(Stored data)
○ ○ ○
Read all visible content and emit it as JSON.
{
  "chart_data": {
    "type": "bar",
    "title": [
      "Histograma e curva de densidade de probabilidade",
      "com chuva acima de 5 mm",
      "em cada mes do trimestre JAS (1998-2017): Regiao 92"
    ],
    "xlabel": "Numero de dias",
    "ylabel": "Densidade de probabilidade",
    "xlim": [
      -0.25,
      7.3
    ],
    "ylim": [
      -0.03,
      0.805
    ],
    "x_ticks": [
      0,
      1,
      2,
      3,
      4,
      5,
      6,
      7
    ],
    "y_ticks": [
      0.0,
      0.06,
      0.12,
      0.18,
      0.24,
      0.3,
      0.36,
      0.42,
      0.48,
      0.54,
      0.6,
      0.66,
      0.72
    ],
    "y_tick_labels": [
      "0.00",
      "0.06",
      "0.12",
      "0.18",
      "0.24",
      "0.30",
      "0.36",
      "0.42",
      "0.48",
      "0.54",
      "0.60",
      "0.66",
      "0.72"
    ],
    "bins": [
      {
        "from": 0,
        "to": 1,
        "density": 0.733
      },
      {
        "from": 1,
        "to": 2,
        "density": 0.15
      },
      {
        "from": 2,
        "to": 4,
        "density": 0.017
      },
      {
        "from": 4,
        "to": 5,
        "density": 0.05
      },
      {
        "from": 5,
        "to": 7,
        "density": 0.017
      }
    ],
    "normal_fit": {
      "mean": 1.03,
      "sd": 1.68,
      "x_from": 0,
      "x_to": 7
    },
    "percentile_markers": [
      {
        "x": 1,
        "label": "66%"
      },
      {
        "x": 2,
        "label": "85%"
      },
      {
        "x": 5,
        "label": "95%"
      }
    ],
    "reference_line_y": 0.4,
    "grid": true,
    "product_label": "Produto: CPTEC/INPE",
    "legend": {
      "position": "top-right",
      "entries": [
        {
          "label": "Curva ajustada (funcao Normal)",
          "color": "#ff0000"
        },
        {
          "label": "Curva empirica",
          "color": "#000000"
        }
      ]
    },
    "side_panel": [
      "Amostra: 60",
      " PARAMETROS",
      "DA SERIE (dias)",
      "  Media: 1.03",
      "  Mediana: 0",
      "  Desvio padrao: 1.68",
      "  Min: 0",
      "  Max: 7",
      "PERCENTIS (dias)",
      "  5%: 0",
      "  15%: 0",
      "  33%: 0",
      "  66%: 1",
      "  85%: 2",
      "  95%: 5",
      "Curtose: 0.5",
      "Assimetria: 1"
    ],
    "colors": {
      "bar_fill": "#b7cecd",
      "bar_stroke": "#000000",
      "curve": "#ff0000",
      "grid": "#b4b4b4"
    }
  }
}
○ ○ ○
--- WRITTEN EXERCISE ---
Extract all the material, leaving every line as it is.

--- CORRECT OUTPUT ---
Read all visible content and emit it as JSON.
{
  "chart_data": {
    "type": "bar",
    "title": [
      "Histograma e curva de densidade de probabilidade",
      "com chuva acima de 5 mm",
      "em cada mes do trimestre JAS (1998-2017): Regiao 92"
    ],
    "xlabel": "Numero de dias",
    "ylabel": "Densidade de probabilidade",
    "xlim": [
      -0.25,
      7.3
    ],
    "ylim": [
      -0.03,
      0.805
    ],
    "x_ticks": [
      0,
      1,
      2,
      3,
      4,
      5,
      6,
      7
    ],
    "y_ticks": [
      0.0,
      0.06,
      0.12,
      0.18,
      0.24,
      0.3,
      0.36,
      0.42,
      0.48,
      0.54,
      0.6,
      0.66,
      0.72
    ],
    "y_tick_labels": [
      "0.00",
      "0.06",
      "0.12",
      "0.18",
      "0.24",
      "0.30",
      "0.36",
      "0.42",
      "0.48",
      "0.54",
      "0.60",
      "0.66",
      "0.72"
    ],
    "bins": [
      {
        "from": 0,
        "to": 1,
        "density": 0.733
      },
      {
        "from": 1,
        "to": 2,
        "density": 0.15
      },
      {
        "from": 2,
        "to": 4,
        "density": 0.017
      },
      {
        "from": 4,
        "to": 5,
        "density": 0.05
      },
      {
        "from": 5,
        "to": 7,
        "density": 0.017
      }
    ],
    "normal_fit": {
      "mean": 1.03,
      "sd": 1.68,
      "x_from": 0,
      "x_to": 7
    },
    "percentile_markers": [
      {
        "x": 1,
        "label": "66%"
      },
      {
        "x": 2,
        "label": "85%"
      },
      {
        "x": 5,
        "label": "95%"
      }
    ],
    "reference_line_y": 0.4,
    "grid": true,
    "product_label": "Produto: CPTEC/INPE",
    "legend": {
      "position": "top-right",
      "entries": [
        {
          "label": "Curva ajustada (funcao Normal)",
          "color": "#ff0000"
        },
        {
          "label": "Curva empirica",
          "color": "#000000"
        }
      ]
    },
    "side_panel": [
      "Amostra: 60",
      " PARAMETROS",
      "DA SERIE (dias)",
      "  Media: 1.03",
      "  Mediana: 0",
      "  Desvio padrao: 1.68",
      "  Min: 0",
      "  Max: 7",
      "PERCENTIS (dias)",
      "  5%: 0",
      "  15%: 0",
      "  33%: 0",
      "  66%: 1",
      "  85%: 2",
      "  95%: 5",
      "Curtose: 0.5",
      "Assimetria: 1"
    ],
    "colors": {
      "bar_fill": "#b7cecd",
      "bar_stroke": "#000000",
      "curve": "#ff0000",
      "grid": "#b4b4b4"
    }
  }
}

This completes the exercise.